● Objective
Set down all of the data exactly as it appears.

======== Records for the task ========

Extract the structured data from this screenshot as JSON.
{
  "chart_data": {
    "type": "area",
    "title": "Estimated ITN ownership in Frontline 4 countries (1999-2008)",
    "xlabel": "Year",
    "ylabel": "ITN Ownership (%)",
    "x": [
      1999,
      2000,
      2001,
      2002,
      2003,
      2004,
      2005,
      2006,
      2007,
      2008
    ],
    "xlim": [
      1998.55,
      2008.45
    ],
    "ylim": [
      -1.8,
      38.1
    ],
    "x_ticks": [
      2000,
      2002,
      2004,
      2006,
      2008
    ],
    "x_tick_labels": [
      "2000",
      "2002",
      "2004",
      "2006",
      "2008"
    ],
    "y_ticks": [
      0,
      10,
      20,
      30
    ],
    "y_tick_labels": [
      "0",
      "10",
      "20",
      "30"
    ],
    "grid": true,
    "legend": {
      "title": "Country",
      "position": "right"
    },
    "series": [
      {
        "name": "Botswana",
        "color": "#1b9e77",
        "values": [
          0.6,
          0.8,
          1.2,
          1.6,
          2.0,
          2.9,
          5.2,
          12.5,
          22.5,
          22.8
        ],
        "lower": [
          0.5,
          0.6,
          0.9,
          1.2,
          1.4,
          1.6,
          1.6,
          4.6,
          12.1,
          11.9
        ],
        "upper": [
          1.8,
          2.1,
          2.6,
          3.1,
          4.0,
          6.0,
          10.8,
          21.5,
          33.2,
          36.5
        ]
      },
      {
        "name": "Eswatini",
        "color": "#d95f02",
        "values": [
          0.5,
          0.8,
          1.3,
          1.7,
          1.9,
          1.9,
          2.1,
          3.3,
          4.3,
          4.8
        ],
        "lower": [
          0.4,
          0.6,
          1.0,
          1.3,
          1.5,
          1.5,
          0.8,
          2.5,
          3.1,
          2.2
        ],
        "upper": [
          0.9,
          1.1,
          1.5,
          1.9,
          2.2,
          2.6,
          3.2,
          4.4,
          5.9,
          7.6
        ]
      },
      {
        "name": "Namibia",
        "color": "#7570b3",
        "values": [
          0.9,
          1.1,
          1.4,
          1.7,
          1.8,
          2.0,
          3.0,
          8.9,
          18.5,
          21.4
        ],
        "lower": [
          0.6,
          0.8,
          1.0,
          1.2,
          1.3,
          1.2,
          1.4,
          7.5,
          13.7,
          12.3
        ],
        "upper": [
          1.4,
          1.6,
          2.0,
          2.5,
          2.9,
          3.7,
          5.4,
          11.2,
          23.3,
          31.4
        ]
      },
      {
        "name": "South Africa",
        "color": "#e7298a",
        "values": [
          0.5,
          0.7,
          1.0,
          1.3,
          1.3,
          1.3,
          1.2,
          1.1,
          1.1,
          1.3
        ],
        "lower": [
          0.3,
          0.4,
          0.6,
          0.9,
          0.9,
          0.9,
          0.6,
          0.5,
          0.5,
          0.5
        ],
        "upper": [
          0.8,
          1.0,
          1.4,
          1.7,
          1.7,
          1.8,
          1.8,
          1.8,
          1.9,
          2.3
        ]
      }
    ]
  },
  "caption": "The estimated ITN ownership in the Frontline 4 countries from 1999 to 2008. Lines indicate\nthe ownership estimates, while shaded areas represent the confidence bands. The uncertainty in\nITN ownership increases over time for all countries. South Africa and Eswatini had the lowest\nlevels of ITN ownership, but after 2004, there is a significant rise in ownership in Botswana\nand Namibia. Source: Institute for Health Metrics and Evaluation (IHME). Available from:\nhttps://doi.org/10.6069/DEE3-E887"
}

========

● Result for this task
Extract the structured data from this screenshot as JSON.
{
  "chart_data": {
    "type": "area",
    "title": "Estimated ITN ownership in Frontline 4 countries (1999-2008)",
    "xlabel": "Year",
    "ylabel": "ITN Ownership (%)",
    "x": [
      1999,
      2000,
      2001,
      2002,
      2003,
      2004,
      2005,
      2006,
      2007,
      2008
    ],
    "xlim": [
      1998.55,
      2008.45
    ],
    "ylim": [
      -1.8,
      38.1
    ],
    "x_ticks": [
      2000,
      2002,
      2004,
      2006,
      2008
    ],
    "x_tick_labels": [
      "2000",
      "2002",
      "2004",
      "2006",
      "2008"
    ],
    "y_ticks": [
      0,
      10,
      20,
      30
    ],
    "y_tick_labels": [
      "0",
      "10",
      "20",
      "30"
    ],
    "grid": true,
    "legend": {
      "title": "Country",
      "position": "right"
    },
    "series": [
      {
        "name": "Botswana",
        "color": "#1b9e77",
        "values": [
          0.6,
          0.8,
          1.2,
          1.6,
          2.0,
          2.9,
          5.2,
          12.5,
          22.5,
          22.8
        ],
        "lower": [
          0.5,
          0.6,
          0.9,
          1.2,
          1.4,
          1.6,
          1.6,
          4.6,
          12.1,
          11.9
        ],
        "upper": [
          1.8,
          2.1,
          2.6,
          3.1,
          4.0,
          6.0,
          10.8,
          21.5,
          33.2,
          36.5
        ]
      },
      {
        "name": "Eswatini",
        "color": "#d95f02",
        "values": [
          0.5,
          0.8,
          1.3,
          1.7,
          1.9,
          1.9,
          2.1,
          3.3,
          4.3,
          4.8
        ],
        "lower": [
          0.4,
          0.6,
          1.0,
          1.3,
          1.5,
          1.5,
          0.8,
          2.5,
          3.1,
          2.2
        ],
        "upper": [
          0.9,
          1.1,
          1.5,
          1.9,
          2.2,
          2.6,
          3.2,
          4.4,
          5.9,
          7.6
        ]
      },
      {
        "name": "Namibia",
        "color": "#7570b3",
        "values": [
          0.9,
          1.1,
          1.4,
          1.7,
          1.8,
          2.0,
          3.0,
          8.9,
          18.5,
          21.4
        ],
        "lower": [
          0.6,
          0.8,
          1.0,
          1.2,
          1.3,
          1.2,
          1.4,
          7.5,
          13.7,
          12.3
        ],
        "upper": [
          1.4,
          1.6,
          2.0,
          2.5,
          2.9,
          3.7,
          5.4,
          11.2,
          23.3,
          31.4
        ]
      },
      {
        "name": "South Africa",
        "color": "#e7298a",
        "values": [
          0.5,
          0.7,
          1.0,
          1.3,
          1.3,
          1.3,
          1.2,
          1.1,
          1.1,
          1.3
        ],
        "lower": [
          0.3,
          0.4,
          0.6,
          0.9,
          0.9,
          0.9,
          0.6,
          0.5,
          0.5,
          0.5
        ],
        "upper": [
          0.8,
          1.0,
          1.4,
          1.7,
          1.7,
          1.8,
          1.8,
          1.8,
          1.9,
          2.3
        ]
      }
    ]
  },
  "caption": "The estimated ITN ownership in the Frontline 4 countries from 1999 to 2008. Lines indicate\nthe ownership estimates, while shaded areas represent the confidence bands. The uncertainty in\nITN ownership increases over time for all countries. South Africa and Eswatini had the lowest\nlevels of ITN ownership, but after 2004, there is a significant rise in ownership in Botswana\nand Namibia. Source: Institute for Health Metrics and Evaluation (IHME). Available from:\nhttps://doi.org/10.6069/DEE3-E887"
}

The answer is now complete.